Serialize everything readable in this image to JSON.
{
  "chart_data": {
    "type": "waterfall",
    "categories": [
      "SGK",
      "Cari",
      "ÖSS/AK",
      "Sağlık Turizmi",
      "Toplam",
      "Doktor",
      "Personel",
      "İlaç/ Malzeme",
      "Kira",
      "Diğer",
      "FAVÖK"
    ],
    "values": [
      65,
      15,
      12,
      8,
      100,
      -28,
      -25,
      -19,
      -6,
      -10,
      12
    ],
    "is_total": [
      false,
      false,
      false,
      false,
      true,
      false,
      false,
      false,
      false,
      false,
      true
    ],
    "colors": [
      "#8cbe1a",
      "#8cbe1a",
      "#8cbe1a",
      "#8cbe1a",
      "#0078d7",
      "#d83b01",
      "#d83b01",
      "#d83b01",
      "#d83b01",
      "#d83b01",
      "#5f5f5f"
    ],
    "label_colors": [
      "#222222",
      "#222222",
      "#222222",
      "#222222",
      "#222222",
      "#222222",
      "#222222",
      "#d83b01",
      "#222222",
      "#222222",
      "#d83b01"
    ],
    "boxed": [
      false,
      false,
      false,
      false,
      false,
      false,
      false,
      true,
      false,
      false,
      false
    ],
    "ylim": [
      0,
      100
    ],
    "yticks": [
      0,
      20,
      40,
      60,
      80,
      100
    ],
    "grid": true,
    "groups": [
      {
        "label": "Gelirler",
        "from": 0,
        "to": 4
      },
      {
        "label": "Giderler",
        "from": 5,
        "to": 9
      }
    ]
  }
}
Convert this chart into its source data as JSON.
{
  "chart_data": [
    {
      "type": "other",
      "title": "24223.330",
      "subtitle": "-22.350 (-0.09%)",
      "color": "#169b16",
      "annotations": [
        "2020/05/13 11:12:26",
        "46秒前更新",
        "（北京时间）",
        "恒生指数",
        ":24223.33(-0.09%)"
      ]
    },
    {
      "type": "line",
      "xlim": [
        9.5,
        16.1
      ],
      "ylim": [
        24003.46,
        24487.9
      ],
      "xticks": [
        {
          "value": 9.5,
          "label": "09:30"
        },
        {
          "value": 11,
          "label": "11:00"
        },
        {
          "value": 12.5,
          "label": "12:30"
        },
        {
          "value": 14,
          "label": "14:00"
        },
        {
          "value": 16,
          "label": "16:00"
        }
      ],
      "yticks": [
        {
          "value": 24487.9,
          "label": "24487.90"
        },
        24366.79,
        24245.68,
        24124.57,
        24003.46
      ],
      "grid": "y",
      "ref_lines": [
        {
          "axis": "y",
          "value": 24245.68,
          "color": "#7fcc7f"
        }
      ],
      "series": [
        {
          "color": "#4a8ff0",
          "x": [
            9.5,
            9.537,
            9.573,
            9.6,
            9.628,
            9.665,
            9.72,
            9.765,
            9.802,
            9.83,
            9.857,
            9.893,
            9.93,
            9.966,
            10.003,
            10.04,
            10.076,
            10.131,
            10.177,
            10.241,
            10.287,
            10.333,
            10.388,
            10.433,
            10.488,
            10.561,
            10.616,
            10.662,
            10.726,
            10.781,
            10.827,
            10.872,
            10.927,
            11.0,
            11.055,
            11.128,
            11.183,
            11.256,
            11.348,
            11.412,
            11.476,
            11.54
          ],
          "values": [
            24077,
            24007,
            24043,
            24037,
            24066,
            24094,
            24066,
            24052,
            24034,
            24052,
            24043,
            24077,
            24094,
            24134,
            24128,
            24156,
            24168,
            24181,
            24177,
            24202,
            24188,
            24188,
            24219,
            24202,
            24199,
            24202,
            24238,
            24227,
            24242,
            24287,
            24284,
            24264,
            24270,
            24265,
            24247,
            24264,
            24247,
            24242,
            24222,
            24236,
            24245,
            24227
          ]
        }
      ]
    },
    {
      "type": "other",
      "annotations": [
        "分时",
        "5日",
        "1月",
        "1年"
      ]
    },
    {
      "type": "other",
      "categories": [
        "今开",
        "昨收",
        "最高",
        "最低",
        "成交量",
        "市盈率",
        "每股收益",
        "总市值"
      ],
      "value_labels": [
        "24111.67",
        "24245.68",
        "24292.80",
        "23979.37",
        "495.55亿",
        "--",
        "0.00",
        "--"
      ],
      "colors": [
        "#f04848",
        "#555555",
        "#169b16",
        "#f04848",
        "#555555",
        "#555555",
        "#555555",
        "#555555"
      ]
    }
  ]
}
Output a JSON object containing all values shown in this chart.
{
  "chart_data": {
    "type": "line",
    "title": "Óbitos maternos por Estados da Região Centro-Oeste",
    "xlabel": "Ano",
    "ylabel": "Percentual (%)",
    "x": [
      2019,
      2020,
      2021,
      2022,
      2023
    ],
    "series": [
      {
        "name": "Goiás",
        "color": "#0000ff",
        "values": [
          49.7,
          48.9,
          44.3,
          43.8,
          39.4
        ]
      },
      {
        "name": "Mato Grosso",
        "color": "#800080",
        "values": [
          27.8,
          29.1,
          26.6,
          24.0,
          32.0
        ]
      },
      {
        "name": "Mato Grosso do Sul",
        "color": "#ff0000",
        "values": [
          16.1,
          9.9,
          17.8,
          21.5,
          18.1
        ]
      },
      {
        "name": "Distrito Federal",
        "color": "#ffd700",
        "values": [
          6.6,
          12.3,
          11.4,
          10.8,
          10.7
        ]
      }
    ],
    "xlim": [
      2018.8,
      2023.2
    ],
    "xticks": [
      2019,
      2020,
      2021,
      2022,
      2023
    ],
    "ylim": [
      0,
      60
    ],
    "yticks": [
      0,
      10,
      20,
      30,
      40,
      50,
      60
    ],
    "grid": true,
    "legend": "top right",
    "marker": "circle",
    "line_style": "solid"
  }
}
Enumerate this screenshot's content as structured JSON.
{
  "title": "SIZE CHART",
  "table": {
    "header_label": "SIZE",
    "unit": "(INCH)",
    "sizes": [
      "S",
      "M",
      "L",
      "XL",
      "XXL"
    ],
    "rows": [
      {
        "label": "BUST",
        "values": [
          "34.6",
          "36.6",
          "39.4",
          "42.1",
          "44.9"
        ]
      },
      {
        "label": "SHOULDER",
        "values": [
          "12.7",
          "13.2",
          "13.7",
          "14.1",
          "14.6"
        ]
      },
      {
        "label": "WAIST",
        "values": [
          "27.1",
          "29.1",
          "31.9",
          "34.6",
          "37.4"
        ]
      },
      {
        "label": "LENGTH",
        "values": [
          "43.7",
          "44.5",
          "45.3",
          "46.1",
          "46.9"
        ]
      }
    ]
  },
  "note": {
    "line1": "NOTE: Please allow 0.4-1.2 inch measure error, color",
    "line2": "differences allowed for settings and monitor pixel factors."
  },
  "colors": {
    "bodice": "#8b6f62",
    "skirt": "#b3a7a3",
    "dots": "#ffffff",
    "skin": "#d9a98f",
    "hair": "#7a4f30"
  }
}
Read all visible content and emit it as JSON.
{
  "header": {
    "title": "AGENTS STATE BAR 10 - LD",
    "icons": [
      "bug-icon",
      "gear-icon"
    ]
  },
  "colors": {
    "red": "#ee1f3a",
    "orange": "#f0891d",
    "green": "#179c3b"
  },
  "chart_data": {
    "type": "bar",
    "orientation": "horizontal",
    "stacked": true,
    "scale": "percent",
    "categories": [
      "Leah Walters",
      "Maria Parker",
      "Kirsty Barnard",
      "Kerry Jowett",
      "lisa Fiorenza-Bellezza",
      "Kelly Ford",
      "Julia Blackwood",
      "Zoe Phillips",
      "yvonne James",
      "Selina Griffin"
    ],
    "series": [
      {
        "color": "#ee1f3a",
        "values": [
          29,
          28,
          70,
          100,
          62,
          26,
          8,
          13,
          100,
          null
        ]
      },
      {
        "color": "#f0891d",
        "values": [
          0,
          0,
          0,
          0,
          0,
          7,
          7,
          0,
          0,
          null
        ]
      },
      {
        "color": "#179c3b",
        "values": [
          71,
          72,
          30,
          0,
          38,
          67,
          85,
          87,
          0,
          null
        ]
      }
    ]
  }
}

------------

• _Set problem_
Gather each line of the listing containing the word "Grosso" and show it.

• _Response_
        "name": "Mato Grosso",
        "name": "Mato Grosso do Sul",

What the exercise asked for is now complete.